### WRITTEN EXERCISE
Where a line of the listing below includes the word "cdot", reproduce that line.
# Start of GIVEN ENTRIES
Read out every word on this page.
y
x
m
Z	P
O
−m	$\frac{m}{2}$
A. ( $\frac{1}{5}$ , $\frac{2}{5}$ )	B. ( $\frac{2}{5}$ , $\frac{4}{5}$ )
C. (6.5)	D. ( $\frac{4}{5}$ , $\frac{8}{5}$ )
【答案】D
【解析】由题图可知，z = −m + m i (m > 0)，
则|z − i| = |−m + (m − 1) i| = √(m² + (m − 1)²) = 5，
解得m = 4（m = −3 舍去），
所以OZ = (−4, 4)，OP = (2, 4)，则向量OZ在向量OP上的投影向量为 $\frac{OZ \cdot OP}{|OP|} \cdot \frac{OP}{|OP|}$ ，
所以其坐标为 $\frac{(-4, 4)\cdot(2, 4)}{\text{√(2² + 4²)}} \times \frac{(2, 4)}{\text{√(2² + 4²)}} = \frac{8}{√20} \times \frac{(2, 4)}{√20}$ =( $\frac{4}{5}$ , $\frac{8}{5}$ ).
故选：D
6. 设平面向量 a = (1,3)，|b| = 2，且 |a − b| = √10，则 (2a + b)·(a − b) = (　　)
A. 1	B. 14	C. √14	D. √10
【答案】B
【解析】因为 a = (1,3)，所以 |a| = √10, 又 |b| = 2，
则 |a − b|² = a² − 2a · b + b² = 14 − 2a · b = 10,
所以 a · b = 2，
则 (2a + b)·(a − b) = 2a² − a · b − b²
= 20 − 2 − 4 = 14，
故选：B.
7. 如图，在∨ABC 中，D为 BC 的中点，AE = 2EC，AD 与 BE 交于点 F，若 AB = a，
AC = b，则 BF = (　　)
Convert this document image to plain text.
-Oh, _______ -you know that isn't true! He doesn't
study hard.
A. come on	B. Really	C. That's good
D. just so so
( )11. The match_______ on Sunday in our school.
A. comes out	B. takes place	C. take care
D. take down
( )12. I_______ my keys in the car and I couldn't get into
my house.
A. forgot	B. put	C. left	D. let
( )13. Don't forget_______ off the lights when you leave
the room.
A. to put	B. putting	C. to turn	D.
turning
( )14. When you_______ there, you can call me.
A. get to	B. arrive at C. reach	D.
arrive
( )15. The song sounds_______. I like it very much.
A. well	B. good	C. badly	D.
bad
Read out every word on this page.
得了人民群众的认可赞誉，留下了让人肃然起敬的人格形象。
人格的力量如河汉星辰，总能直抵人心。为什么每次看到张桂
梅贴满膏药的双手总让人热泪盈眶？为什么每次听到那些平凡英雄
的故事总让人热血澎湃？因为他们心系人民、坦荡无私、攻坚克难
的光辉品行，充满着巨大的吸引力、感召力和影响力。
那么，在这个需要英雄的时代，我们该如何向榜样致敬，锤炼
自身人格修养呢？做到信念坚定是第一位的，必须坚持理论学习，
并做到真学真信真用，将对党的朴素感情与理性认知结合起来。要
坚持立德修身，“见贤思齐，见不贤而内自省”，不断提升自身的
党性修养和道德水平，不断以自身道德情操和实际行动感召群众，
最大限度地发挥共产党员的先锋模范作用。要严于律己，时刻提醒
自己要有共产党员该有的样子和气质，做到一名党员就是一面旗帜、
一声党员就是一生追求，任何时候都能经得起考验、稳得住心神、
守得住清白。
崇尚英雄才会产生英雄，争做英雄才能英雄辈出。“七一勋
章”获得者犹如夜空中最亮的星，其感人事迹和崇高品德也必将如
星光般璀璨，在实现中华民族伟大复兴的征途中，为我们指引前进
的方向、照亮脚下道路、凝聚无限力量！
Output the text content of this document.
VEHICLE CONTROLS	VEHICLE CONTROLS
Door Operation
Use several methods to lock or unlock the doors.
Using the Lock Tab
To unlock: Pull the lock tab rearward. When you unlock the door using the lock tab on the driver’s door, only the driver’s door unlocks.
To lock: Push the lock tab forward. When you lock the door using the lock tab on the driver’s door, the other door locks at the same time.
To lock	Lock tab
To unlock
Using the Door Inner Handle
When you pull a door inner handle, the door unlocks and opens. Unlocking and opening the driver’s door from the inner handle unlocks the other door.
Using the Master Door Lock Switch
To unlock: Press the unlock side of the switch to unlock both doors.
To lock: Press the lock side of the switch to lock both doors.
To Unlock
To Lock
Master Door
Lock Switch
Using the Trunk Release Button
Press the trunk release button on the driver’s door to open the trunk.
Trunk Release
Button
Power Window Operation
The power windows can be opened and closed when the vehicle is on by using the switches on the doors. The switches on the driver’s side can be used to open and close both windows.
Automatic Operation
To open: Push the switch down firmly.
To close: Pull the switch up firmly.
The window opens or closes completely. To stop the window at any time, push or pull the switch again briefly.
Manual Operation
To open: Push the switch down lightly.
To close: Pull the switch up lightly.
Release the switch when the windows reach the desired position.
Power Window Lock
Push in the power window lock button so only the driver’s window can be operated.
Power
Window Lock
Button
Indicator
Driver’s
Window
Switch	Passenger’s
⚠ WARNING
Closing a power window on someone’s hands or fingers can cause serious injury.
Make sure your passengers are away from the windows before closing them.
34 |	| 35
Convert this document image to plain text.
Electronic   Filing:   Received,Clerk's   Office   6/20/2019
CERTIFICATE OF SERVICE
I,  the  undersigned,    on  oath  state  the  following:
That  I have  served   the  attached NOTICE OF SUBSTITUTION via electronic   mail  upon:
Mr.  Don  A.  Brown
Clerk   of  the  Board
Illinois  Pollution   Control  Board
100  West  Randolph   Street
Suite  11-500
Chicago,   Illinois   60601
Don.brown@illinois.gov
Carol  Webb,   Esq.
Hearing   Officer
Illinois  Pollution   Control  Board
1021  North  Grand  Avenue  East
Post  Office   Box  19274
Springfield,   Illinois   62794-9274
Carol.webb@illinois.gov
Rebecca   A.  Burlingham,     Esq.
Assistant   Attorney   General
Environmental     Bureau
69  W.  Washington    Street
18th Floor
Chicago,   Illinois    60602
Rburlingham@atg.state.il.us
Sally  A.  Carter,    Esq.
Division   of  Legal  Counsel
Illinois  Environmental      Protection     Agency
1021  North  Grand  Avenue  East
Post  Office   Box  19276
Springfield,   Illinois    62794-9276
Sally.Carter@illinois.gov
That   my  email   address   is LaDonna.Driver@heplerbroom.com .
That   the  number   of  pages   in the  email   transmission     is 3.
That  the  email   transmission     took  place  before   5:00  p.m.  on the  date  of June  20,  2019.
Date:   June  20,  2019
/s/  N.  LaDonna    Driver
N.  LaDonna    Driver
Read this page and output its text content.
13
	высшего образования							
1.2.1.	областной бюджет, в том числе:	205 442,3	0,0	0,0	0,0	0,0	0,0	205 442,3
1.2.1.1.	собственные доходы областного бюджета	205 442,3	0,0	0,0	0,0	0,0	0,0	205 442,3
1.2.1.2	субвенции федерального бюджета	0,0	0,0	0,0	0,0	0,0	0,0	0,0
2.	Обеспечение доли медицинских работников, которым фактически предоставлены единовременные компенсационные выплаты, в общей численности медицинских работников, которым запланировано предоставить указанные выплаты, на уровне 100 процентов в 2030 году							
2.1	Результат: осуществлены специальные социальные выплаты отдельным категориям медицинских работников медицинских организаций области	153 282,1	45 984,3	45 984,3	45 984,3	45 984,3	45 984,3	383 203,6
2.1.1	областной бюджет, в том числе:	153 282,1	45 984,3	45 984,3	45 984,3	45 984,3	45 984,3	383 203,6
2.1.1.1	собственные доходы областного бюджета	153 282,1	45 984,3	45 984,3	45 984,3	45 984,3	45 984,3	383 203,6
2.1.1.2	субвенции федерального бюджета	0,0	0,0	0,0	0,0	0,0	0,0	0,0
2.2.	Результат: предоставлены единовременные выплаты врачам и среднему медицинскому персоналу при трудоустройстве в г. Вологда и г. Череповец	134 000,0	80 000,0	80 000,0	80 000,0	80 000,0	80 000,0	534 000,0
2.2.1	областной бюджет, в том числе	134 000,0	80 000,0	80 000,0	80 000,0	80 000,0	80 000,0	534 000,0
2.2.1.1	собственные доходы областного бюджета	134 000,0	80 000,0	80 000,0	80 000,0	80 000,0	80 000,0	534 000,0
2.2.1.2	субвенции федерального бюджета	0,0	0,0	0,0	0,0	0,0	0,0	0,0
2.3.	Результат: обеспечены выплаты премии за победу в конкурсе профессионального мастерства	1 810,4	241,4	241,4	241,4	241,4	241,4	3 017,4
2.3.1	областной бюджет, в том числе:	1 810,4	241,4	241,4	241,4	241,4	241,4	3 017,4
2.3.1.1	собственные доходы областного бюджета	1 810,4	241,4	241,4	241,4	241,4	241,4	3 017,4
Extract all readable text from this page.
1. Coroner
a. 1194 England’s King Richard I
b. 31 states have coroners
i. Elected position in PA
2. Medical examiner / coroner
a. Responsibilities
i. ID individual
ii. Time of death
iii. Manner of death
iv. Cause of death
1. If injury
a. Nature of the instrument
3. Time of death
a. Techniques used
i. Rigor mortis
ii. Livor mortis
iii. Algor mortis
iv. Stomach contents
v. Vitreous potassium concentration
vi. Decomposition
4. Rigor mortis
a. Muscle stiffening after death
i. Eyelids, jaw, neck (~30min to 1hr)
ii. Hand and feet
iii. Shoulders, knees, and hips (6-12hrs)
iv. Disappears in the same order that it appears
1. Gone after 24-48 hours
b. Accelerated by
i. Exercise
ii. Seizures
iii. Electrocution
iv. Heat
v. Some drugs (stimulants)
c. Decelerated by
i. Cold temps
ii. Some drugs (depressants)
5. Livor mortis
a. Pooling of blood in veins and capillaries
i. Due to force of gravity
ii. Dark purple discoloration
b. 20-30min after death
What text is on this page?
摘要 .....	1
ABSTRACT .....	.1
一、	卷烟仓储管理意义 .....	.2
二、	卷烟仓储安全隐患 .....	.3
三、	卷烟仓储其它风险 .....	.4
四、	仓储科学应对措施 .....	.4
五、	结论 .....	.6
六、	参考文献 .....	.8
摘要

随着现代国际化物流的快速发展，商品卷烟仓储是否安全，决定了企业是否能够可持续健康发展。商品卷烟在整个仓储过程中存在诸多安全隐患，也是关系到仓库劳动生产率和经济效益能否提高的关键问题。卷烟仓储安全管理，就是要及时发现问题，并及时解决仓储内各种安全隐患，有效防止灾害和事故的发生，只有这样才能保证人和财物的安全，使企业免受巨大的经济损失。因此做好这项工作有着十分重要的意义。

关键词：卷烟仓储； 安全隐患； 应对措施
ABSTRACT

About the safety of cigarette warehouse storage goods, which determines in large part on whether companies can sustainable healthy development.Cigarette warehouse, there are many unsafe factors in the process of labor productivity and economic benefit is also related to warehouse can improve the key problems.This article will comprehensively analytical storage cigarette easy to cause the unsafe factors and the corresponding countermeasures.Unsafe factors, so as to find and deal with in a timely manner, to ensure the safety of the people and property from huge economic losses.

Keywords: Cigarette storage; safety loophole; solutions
# End of GIVEN ENTRIES
### WRITTEN RESPONSE
所以OZ = (−4, 4)，OP = (2, 4)，则向量OZ在向量OP上的投影向量为 $\frac{OZ \cdot OP}{|OP|} \cdot \frac{OP}{|OP|}$ ，
所以其坐标为 $\frac{(-4, 4)\cdot(2, 4)}{\text{√(2² + 4²)}} \times \frac{(2, 4)}{\text{√(2² + 4²)}} = \frac{8}{√20} \times \frac{(2, 4)}{√20}$ =( $\frac{4}{5}$ , $\frac{8}{5}$ ).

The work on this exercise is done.